— start MATERIAL PROVIDED —
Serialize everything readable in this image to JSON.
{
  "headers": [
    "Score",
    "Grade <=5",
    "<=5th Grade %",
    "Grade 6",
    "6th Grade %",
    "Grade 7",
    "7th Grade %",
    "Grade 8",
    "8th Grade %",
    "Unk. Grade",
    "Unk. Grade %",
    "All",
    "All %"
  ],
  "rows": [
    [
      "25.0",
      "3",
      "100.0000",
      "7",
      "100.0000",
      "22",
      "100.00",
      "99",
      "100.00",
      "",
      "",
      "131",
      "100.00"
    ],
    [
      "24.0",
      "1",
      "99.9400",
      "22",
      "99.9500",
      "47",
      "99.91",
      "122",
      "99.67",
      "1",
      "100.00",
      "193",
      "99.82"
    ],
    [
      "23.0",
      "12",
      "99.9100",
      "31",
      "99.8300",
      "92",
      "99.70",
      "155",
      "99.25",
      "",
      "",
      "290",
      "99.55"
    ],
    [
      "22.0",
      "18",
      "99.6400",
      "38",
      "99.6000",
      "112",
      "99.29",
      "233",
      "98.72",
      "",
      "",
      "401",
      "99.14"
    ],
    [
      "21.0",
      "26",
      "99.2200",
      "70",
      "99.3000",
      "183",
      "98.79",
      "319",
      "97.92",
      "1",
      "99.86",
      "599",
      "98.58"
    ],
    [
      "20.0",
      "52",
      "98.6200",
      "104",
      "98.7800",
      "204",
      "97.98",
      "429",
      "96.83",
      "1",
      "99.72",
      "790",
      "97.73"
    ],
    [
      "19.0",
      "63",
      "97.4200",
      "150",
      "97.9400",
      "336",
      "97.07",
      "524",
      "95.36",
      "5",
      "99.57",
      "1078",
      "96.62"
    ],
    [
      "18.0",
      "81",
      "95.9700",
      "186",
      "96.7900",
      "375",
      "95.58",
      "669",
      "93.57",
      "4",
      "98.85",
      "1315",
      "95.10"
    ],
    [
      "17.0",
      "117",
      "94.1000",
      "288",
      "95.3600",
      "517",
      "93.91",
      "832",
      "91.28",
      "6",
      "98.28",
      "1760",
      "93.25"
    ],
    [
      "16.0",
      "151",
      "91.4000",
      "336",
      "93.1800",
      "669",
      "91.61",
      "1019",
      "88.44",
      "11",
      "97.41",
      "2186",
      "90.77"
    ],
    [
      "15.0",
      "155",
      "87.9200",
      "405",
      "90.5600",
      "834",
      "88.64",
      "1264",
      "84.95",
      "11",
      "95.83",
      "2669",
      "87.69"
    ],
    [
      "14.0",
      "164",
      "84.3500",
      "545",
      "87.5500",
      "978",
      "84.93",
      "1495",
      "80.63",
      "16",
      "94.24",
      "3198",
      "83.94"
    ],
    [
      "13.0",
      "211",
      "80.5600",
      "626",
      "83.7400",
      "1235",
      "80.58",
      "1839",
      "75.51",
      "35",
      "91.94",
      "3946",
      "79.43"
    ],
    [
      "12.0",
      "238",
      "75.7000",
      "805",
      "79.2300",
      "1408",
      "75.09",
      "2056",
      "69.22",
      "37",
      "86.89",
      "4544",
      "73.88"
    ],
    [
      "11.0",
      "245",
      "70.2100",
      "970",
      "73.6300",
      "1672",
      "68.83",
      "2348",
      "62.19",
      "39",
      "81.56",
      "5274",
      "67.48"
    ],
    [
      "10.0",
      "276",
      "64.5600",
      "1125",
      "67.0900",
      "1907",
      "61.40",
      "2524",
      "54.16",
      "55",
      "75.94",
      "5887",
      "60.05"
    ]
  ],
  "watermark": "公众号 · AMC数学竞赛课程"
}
— end MATERIAL PROVIDED —
§ EXERCISE TASK
Quote all the records. Keep every word exact.

§ RESULT OF THE EXERCISE
Serialize everything readable in this image to JSON.
{
  "headers": [
    "Score",
    "Grade <=5",
    "<=5th Grade %",
    "Grade 6",
    "6th Grade %",
    "Grade 7",
    "7th Grade %",
    "Grade 8",
    "8th Grade %",
    "Unk. Grade",
    "Unk. Grade %",
    "All",
    "All %"
  ],
  "rows": [
    [
      "25.0",
      "3",
      "100.0000",
      "7",
      "100.0000",
      "22",
      "100.00",
      "99",
      "100.00",
      "",
      "",
      "131",
      "100.00"
    ],
    [
      "24.0",
      "1",
      "99.9400",
      "22",
      "99.9500",
      "47",
      "99.91",
      "122",
      "99.67",
      "1",
      "100.00",
      "193",
      "99.82"
    ],
    [
      "23.0",
      "12",
      "99.9100",
      "31",
      "99.8300",
      "92",
      "99.70",
      "155",
      "99.25",
      "",
      "",
      "290",
      "99.55"
    ],
    [
      "22.0",
      "18",
      "99.6400",
      "38",
      "99.6000",
      "112",
      "99.29",
      "233",
      "98.72",
      "",
      "",
      "401",
      "99.14"
    ],
    [
      "21.0",
      "26",
      "99.2200",
      "70",
      "99.3000",
      "183",
      "98.79",
      "319",
      "97.92",
      "1",
      "99.86",
      "599",
      "98.58"
    ],
    [
      "20.0",
      "52",
      "98.6200",
      "104",
      "98.7800",
      "204",
      "97.98",
      "429",
      "96.83",
      "1",
      "99.72",
      "790",
      "97.73"
    ],
    [
      "19.0",
      "63",
      "97.4200",
      "150",
      "97.9400",
      "336",
      "97.07",
      "524",
      "95.36",
      "5",
      "99.57",
      "1078",
      "96.62"
    ],
    [
      "18.0",
      "81",
      "95.9700",
      "186",
      "96.7900",
      "375",
      "95.58",
      "669",
      "93.57",
      "4",
      "98.85",
      "1315",
      "95.10"
    ],
    [
      "17.0",
      "117",
      "94.1000",
      "288",
      "95.3600",
      "517",
      "93.91",
      "832",
      "91.28",
      "6",
      "98.28",
      "1760",
      "93.25"
    ],
    [
      "16.0",
      "151",
      "91.4000",
      "336",
      "93.1800",
      "669",
      "91.61",
      "1019",
      "88.44",
      "11",
      "97.41",
      "2186",
      "90.77"
    ],
    [
      "15.0",
      "155",
      "87.9200",
      "405",
      "90.5600",
      "834",
      "88.64",
      "1264",
      "84.95",
      "11",
      "95.83",
      "2669",
      "87.69"
    ],
    [
      "14.0",
      "164",
      "84.3500",
      "545",
      "87.5500",
      "978",
      "84.93",
      "1495",
      "80.63",
      "16",
      "94.24",
      "3198",
      "83.94"
    ],
    [
      "13.0",
      "211",
      "80.5600",
      "626",
      "83.7400",
      "1235",
      "80.58",
      "1839",
      "75.51",
      "35",
      "91.94",
      "3946",
      "79.43"
    ],
    [
      "12.0",
      "238",
      "75.7000",
      "805",
      "79.2300",
      "1408",
      "75.09",
      "2056",
      "69.22",
      "37",
      "86.89",
      "4544",
      "73.88"
    ],
    [
      "11.0",
      "245",
      "70.2100",
      "970",
      "73.6300",
      "1672",
      "68.83",
      "2348",
      "62.19",
      "39",
      "81.56",
      "5274",
      "67.48"
    ],
    [
      "10.0",
      "276",
      "64.5600",
      "1125",
      "67.0900",
      "1907",
      "61.40",
      "2524",
      "54.16",
      "55",
      "75.94",
      "5887",
      "60.05"
    ]
  ],
  "watermark": "公众号 · AMC数学竞赛课程"
}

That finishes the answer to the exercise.